Exercise task — Read the data and repeat it in full, exactly.

Data items —
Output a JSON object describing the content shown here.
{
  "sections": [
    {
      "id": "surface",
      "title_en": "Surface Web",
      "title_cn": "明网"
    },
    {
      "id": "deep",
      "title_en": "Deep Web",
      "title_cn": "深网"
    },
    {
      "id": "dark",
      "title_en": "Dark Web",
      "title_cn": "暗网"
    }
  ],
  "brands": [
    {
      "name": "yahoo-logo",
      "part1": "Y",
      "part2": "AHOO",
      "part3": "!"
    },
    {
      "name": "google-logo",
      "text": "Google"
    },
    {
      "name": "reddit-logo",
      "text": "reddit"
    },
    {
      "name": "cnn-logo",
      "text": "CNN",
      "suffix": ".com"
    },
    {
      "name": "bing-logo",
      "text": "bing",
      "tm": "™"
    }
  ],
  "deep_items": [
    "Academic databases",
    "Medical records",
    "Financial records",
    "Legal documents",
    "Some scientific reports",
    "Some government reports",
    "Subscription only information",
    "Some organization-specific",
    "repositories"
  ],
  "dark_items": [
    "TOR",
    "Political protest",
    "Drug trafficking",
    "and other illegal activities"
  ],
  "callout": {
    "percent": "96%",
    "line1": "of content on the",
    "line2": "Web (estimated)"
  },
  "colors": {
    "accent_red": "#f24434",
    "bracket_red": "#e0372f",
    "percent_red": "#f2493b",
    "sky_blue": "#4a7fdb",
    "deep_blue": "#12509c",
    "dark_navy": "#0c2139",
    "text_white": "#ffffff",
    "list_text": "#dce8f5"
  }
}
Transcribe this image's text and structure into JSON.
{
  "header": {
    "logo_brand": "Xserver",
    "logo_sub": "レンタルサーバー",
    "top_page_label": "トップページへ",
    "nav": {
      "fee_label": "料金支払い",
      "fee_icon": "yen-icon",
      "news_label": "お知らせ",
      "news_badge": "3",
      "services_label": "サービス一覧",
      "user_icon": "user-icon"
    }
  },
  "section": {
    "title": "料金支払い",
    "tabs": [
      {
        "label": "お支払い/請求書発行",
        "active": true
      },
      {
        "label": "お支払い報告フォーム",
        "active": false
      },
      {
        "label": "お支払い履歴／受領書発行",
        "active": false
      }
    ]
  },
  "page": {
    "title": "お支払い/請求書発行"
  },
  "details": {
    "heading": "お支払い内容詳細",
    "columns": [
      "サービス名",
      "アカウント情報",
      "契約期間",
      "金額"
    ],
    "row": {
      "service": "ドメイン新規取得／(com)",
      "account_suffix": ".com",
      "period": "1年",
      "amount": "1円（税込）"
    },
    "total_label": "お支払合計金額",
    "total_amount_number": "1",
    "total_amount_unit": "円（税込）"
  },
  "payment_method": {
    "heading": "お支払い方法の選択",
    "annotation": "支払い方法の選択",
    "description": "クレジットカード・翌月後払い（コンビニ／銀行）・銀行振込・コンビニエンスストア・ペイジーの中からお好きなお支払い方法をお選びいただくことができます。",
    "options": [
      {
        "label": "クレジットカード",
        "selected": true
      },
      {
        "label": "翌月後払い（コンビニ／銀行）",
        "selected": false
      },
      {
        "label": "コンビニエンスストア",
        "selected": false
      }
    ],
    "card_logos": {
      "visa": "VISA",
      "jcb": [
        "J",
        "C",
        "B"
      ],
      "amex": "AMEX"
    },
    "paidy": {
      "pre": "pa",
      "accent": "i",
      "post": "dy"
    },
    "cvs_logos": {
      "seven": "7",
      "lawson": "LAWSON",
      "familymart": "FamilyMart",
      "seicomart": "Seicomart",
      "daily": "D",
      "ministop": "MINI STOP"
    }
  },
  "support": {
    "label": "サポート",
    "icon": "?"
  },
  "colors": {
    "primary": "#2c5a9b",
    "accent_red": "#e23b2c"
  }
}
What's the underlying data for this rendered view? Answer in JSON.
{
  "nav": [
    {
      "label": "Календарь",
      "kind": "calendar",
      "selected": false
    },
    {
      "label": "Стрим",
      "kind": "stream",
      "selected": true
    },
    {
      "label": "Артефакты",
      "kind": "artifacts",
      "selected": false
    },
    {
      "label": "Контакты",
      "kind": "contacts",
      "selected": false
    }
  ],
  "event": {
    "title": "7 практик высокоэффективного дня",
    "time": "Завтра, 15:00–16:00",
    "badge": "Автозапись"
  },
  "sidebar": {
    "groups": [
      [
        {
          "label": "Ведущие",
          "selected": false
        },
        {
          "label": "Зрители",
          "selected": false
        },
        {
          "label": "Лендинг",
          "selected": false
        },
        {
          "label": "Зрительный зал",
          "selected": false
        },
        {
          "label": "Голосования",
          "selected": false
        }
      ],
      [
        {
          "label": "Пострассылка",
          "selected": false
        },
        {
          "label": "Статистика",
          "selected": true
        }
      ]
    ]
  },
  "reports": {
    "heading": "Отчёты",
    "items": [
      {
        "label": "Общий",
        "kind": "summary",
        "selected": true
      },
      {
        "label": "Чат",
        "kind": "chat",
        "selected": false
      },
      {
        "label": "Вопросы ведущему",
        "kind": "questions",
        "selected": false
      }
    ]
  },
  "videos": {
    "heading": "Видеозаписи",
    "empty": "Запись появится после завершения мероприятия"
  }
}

Result —
Output a JSON object describing the content shown here.
{
  "sections": [
    {
      "id": "surface",
      "title_en": "Surface Web",
      "title_cn": "明网"
    },
    {
      "id": "deep",
      "title_en": "Deep Web",
      "title_cn": "深网"
    },
    {
      "id": "dark",
      "title_en": "Dark Web",
      "title_cn": "暗网"
    }
  ],
  "brands": [
    {
      "name": "yahoo-logo",
      "part1": "Y",
      "part2": "AHOO",
      "part3": "!"
    },
    {
      "name": "google-logo",
      "text": "Google"
    },
    {
      "name": "reddit-logo",
      "text": "reddit"
    },
    {
      "name": "cnn-logo",
      "text": "CNN",
      "suffix": ".com"
    },
    {
      "name": "bing-logo",
      "text": "bing",
      "tm": "™"
    }
  ],
  "deep_items": [
    "Academic databases",
    "Medical records",
    "Financial records",
    "Legal documents",
    "Some scientific reports",
    "Some government reports",
    "Subscription only information",
    "Some organization-specific",
    "repositories"
  ],
  "dark_items": [
    "TOR",
    "Political protest",
    "Drug trafficking",
    "and other illegal activities"
  ],
  "callout": {
    "percent": "96%",
    "line1": "of content on the",
    "line2": "Web (estimated)"
  },
  "colors": {
    "accent_red": "#f24434",
    "bracket_red": "#e0372f",
    "percent_red": "#f2493b",
    "sky_blue": "#4a7fdb",
    "deep_blue": "#12509c",
    "dark_navy": "#0c2139",
    "text_white": "#ffffff",
    "list_text": "#dce8f5"
  }
}
Transcribe this image's text and structure into JSON.
{
  "header": {
    "logo_brand": "Xserver",
    "logo_sub": "レンタルサーバー",
    "top_page_label": "トップページへ",
    "nav": {
      "fee_label": "料金支払い",
      "fee_icon": "yen-icon",
      "news_label": "お知らせ",
      "news_badge": "3",
      "services_label": "サービス一覧",
      "user_icon": "user-icon"
    }
  },
  "section": {
    "title": "料金支払い",
    "tabs": [
      {
        "label": "お支払い/請求書発行",
        "active": true
      },
      {
        "label": "お支払い報告フォーム",
        "active": false
      },
      {
        "label": "お支払い履歴／受領書発行",
        "active": false
      }
    ]
  },
  "page": {
    "title": "お支払い/請求書発行"
  },
  "details": {
    "heading": "お支払い内容詳細",
    "columns": [
      "サービス名",
      "アカウント情報",
      "契約期間",
      "金額"
    ],
    "row": {
      "service": "ドメイン新規取得／(com)",
      "account_suffix": ".com",
      "period": "1年",
      "amount": "1円（税込）"
    },
    "total_label": "お支払合計金額",
    "total_amount_number": "1",
    "total_amount_unit": "円（税込）"
  },
  "payment_method": {
    "heading": "お支払い方法の選択",
    "annotation": "支払い方法の選択",
    "description": "クレジットカード・翌月後払い（コンビニ／銀行）・銀行振込・コンビニエンスストア・ペイジーの中からお好きなお支払い方法をお選びいただくことができます。",
    "options": [
      {
        "label": "クレジットカード",
        "selected": true
      },
      {
        "label": "翌月後払い（コンビニ／銀行）",
        "selected": false
      },
      {
        "label": "コンビニエンスストア",
        "selected": false
      }
    ],
    "card_logos": {
      "visa": "VISA",
      "jcb": [
        "J",
        "C",
        "B"
      ],
      "amex": "AMEX"
    },
    "paidy": {
      "pre": "pa",
      "accent": "i",
      "post": "dy"
    },
    "cvs_logos": {
      "seven": "7",
      "lawson": "LAWSON",
      "familymart": "FamilyMart",
      "seicomart": "Seicomart",
      "daily": "D",
      "ministop": "MINI STOP"
    }
  },
  "support": {
    "label": "サポート",
    "icon": "?"
  },
  "colors": {
    "primary": "#2c5a9b",
    "accent_red": "#e23b2c"
  }
}
What's the underlying data for this rendered view? Answer in JSON.
{
  "nav": [
    {
      "label": "Календарь",
      "kind": "calendar",
      "selected": false
    },
    {
      "label": "Стрим",
      "kind": "stream",
      "selected": true
    },
    {
      "label": "Артефакты",
      "kind": "artifacts",
      "selected": false
    },
    {
      "label": "Контакты",
      "kind": "contacts",
      "selected": false
    }
  ],
  "event": {
    "title": "7 практик высокоэффективного дня",
    "time": "Завтра, 15:00–16:00",
    "badge": "Автозапись"
  },
  "sidebar": {
    "groups": [
      [
        {
          "label": "Ведущие",
          "selected": false
        },
        {
          "label": "Зрители",
          "selected": false
        },
        {
          "label": "Лендинг",
          "selected": false
        },
        {
          "label": "Зрительный зал",
          "selected": false
        },
        {
          "label": "Голосования",
          "selected": false
        }
      ],
      [
        {
          "label": "Пострассылка",
          "selected": false
        },
        {
          "label": "Статистика",
          "selected": true
        }
      ]
    ]
  },
  "reports": {
    "heading": "Отчёты",
    "items": [
      {
        "label": "Общий",
        "kind": "summary",
        "selected": true
      },
      {
        "label": "Чат",
        "kind": "chat",
        "selected": false
      },
      {
        "label": "Вопросы ведущему",
        "kind": "questions",
        "selected": false
      }
    ]
  },
  "videos": {
    "heading": "Видеозаписи",
    "empty": "Запись появится после завершения мероприятия"
  }
}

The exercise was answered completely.